WORK REQUIRED » Return all lines with the word "this" in them.

MATERIAL PROVIDED »
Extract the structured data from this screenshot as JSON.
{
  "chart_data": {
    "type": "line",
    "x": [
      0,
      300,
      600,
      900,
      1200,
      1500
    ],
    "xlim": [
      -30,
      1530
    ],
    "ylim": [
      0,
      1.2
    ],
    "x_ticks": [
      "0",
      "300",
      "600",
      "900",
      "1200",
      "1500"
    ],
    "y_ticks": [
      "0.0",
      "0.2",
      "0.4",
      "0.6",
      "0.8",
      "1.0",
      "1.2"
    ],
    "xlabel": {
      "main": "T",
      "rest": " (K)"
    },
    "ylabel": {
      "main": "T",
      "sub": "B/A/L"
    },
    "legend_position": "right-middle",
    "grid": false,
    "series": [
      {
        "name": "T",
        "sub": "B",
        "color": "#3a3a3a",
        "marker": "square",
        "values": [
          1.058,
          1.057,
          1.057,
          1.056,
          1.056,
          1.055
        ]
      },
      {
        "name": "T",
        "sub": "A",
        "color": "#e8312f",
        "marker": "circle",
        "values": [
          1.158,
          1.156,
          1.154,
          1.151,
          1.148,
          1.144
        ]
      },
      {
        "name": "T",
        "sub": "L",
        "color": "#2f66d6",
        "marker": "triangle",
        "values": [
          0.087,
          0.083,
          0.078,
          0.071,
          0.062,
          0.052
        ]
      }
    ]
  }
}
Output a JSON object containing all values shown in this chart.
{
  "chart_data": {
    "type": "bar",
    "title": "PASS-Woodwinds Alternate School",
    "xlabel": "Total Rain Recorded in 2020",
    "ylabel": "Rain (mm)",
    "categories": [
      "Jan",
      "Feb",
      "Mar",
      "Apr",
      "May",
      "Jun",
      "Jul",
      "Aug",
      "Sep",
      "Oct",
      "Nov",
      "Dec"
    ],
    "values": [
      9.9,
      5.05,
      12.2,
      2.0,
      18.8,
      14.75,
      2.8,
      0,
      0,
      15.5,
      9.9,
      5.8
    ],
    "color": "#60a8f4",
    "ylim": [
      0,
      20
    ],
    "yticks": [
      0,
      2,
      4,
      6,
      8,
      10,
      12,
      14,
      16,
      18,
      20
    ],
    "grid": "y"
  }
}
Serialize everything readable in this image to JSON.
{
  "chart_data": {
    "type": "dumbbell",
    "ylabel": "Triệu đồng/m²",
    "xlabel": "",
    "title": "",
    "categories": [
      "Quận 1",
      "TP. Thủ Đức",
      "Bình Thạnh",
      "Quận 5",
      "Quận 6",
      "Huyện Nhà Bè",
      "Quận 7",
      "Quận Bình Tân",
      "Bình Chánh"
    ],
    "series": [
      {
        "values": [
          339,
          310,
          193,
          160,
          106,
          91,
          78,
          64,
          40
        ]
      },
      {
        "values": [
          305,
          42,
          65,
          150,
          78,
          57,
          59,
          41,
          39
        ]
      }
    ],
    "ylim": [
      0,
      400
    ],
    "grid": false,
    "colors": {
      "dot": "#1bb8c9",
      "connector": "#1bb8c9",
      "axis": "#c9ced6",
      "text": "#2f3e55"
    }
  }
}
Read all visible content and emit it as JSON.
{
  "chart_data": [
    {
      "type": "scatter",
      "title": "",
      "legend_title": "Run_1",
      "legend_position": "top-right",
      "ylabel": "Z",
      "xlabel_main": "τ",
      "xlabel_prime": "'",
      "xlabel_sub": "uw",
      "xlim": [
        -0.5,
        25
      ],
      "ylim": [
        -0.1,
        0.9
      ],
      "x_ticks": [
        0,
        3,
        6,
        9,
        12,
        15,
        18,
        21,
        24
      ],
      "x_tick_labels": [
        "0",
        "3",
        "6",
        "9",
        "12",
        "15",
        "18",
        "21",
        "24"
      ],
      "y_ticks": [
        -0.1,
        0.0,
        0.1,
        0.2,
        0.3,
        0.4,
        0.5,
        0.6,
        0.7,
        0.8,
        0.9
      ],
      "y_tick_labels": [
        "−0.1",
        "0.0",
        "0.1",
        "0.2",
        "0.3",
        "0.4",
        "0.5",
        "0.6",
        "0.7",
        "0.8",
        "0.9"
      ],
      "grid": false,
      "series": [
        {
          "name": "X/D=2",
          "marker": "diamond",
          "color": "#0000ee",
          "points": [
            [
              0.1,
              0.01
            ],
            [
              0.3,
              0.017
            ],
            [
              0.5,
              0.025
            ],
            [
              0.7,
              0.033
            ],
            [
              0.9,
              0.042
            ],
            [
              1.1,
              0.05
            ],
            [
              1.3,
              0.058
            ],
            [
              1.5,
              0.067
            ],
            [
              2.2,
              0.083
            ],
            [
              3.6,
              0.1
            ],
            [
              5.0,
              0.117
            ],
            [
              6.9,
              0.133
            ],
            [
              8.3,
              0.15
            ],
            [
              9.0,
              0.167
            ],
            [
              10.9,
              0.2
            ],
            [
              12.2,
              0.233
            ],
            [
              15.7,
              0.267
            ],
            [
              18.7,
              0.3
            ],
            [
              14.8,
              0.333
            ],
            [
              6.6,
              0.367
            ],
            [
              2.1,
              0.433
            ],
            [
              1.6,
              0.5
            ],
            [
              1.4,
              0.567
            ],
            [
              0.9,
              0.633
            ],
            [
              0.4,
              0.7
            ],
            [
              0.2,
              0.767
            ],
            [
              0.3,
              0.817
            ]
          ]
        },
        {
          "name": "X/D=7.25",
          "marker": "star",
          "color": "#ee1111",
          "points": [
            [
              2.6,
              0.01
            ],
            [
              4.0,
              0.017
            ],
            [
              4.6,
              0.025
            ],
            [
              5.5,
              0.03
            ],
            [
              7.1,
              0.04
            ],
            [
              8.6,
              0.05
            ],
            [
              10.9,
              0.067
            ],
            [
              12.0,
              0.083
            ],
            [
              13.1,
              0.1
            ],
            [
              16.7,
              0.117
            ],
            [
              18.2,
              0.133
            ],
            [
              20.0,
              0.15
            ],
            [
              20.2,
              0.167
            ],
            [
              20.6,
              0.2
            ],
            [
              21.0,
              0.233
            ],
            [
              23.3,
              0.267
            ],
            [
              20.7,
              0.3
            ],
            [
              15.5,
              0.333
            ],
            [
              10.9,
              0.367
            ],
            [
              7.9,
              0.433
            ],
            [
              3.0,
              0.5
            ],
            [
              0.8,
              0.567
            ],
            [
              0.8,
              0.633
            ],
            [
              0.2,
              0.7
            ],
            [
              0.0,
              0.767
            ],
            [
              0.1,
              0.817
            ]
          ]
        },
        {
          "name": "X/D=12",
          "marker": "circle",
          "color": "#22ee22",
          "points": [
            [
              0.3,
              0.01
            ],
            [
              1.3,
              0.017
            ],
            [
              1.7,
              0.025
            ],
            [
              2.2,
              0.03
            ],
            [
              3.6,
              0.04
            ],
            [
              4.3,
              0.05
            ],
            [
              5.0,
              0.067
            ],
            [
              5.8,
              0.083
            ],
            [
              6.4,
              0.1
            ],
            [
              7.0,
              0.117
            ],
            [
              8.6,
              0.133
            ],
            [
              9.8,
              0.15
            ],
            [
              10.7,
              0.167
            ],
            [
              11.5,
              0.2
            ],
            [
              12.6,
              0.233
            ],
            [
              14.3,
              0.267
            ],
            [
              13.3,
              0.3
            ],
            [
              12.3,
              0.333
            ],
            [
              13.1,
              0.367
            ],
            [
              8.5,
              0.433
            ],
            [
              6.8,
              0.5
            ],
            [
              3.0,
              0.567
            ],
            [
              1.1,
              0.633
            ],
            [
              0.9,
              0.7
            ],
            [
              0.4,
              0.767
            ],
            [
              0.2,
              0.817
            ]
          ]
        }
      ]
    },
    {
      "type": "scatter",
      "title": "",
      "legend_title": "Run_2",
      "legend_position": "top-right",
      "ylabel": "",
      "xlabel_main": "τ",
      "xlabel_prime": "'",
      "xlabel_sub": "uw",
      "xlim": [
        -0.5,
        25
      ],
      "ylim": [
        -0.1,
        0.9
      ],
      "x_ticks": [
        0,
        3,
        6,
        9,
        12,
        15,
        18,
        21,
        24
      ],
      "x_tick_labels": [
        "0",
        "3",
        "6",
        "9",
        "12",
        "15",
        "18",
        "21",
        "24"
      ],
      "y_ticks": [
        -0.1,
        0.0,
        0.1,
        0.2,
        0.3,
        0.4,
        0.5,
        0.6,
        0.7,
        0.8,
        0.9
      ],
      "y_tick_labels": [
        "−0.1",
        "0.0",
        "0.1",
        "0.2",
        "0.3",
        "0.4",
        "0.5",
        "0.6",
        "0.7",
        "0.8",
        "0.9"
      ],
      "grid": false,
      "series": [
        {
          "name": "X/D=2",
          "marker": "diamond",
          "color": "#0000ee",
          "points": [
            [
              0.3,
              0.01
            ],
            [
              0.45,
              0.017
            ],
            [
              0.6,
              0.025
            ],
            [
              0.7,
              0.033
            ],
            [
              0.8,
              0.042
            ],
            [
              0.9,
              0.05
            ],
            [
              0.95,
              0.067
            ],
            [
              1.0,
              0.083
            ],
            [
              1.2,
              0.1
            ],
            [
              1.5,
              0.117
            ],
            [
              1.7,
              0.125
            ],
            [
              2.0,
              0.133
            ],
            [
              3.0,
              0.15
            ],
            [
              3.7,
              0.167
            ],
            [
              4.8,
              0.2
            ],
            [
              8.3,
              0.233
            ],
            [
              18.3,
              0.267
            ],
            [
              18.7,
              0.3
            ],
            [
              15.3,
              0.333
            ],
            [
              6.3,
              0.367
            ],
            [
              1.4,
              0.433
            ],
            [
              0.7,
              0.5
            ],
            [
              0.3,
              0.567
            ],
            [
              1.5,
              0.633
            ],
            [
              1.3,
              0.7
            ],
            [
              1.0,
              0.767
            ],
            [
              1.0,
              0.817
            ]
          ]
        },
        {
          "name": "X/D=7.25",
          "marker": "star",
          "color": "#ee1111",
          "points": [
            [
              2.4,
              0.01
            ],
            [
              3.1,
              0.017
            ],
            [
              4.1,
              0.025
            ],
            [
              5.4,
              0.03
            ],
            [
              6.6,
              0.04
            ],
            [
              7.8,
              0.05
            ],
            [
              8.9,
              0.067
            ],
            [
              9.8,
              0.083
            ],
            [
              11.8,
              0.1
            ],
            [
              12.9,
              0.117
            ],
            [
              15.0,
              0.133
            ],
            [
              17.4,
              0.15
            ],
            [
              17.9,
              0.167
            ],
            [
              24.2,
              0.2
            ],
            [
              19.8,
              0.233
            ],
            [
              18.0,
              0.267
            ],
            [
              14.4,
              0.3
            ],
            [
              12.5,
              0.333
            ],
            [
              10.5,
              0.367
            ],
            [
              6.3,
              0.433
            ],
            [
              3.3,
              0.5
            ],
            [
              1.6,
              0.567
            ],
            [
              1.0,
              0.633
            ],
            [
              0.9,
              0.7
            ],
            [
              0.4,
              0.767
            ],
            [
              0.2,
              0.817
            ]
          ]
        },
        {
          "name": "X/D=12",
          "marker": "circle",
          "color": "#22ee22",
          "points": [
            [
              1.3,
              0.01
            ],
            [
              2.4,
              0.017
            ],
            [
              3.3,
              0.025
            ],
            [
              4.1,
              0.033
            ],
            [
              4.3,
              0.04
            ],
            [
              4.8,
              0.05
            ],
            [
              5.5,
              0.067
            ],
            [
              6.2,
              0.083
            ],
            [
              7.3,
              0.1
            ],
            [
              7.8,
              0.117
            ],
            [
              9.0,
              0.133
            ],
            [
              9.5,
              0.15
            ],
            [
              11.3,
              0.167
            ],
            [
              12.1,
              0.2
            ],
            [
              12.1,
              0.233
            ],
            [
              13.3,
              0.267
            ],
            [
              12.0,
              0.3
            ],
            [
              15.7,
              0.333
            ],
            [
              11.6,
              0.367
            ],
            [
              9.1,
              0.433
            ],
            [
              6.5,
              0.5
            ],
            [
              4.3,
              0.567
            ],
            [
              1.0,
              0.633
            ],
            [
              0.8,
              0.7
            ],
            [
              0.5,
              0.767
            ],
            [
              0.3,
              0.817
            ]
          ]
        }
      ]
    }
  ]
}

SOLUTION TO THE PROBLEM »
Extract the structured data from this screenshot as JSON.
Output a JSON object containing all values shown in this chart.
Serialize everything readable in this image to JSON.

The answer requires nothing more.